=== Given task ===
Write the material out again exactly as it stands.

=== Material for the task ===
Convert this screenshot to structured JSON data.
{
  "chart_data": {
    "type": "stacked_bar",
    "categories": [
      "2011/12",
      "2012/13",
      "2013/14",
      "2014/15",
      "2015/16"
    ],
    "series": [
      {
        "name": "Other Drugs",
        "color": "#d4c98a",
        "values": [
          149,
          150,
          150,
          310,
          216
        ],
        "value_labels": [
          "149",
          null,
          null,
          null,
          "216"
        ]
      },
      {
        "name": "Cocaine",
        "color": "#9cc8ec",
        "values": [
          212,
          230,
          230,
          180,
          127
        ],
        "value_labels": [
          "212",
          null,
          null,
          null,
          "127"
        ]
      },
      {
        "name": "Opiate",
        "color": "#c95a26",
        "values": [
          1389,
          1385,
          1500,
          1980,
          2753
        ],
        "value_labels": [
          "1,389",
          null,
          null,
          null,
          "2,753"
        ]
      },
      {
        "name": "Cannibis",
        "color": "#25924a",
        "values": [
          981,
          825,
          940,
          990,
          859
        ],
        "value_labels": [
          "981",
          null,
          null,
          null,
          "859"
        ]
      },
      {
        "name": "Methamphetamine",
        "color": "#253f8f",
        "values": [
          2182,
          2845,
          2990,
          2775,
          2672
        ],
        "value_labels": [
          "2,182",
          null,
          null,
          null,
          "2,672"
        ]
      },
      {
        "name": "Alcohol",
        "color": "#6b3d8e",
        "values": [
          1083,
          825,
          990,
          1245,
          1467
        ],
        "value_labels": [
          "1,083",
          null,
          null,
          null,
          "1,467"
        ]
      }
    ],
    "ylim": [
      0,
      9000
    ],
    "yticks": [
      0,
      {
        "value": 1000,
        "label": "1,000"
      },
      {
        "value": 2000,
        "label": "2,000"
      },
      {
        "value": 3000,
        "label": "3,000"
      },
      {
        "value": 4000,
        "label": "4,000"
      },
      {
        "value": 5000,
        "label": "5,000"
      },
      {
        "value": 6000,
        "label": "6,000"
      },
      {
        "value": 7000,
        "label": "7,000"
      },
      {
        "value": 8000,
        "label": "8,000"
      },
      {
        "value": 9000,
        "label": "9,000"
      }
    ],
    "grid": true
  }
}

=== Correct answer ===
Convert this screenshot to structured JSON data.
{
  "chart_data": {
    "type": "stacked_bar",
    "categories": [
      "2011/12",
      "2012/13",
      "2013/14",
      "2014/15",
      "2015/16"
    ],
    "series": [
      {
        "name": "Other Drugs",
        "color": "#d4c98a",
        "values": [
          149,
          150,
          150,
          310,
          216
        ],
        "value_labels": [
          "149",
          null,
          null,
          null,
          "216"
        ]
      },
      {
        "name": "Cocaine",
        "color": "#9cc8ec",
        "values": [
          212,
          230,
          230,
          180,
          127
        ],
        "value_labels": [
          "212",
          null,
          null,
          null,
          "127"
        ]
      },
      {
        "name": "Opiate",
        "color": "#c95a26",
        "values": [
          1389,
          1385,
          1500,
          1980,
          2753
        ],
        "value_labels": [
          "1,389",
          null,
          null,
          null,
          "2,753"
        ]
      },
      {
        "name": "Cannibis",
        "color": "#25924a",
        "values": [
          981,
          825,
          940,
          990,
          859
        ],
        "value_labels": [
          "981",
          null,
          null,
          null,
          "859"
        ]
      },
      {
        "name": "Methamphetamine",
        "color": "#253f8f",
        "values": [
          2182,
          2845,
          2990,
          2775,
          2672
        ],
        "value_labels": [
          "2,182",
          null,
          null,
          null,
          "2,672"
        ]
      },
      {
        "name": "Alcohol",
        "color": "#6b3d8e",
        "values": [
          1083,
          825,
          990,
          1245,
          1467
        ],
        "value_labels": [
          "1,083",
          null,
          null,
          null,
          "1,467"
        ]
      }
    ],
    "ylim": [
      0,
      9000
    ],
    "yticks": [
      0,
      {
        "value": 1000,
        "label": "1,000"
      },
      {
        "value": 2000,
        "label": "2,000"
      },
      {
        "value": 3000,
        "label": "3,000"
      },
      {
        "value": 4000,
        "label": "4,000"
      },
      {
        "value": 5000,
        "label": "5,000"
      },
      {
        "value": 6000,
        "label": "6,000"
      },
      {
        "value": 7000,
        "label": "7,000"
      },
      {
        "value": 8000,
        "label": "8,000"
      },
      {
        "value": 9000,
        "label": "9,000"
      }
    ],
    "grid": true
  }
}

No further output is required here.